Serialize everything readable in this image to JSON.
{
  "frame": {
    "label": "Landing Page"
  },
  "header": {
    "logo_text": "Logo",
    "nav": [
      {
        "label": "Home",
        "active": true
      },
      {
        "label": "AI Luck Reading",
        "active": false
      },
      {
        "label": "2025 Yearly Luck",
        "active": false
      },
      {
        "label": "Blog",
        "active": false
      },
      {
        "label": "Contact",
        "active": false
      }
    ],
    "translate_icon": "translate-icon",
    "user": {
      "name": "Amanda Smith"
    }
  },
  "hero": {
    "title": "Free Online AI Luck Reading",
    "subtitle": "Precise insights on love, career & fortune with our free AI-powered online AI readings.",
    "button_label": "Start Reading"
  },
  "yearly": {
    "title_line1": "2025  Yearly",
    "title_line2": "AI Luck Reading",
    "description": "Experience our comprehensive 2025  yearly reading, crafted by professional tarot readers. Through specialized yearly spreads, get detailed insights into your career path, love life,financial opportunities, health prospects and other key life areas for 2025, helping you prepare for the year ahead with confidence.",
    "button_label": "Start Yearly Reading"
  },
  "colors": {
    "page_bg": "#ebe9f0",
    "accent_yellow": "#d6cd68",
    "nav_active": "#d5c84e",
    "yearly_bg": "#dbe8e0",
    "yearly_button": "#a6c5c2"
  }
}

• _Exercise task_: In the records above, locate each line with the word "career". Copy all such lines.

• _Exercise solution_:
    "subtitle": "Precise insights on love, career & fortune with our free AI-powered online AI readings.",
    "description": "Experience our comprehensive 2025  yearly reading, crafted by professional tarot readers. Through specialized yearly spreads, get detailed insights into your career path, love life,financial opportunities, health prospects and other key life areas for 2025, helping you prepare for the year ahead with confidence.",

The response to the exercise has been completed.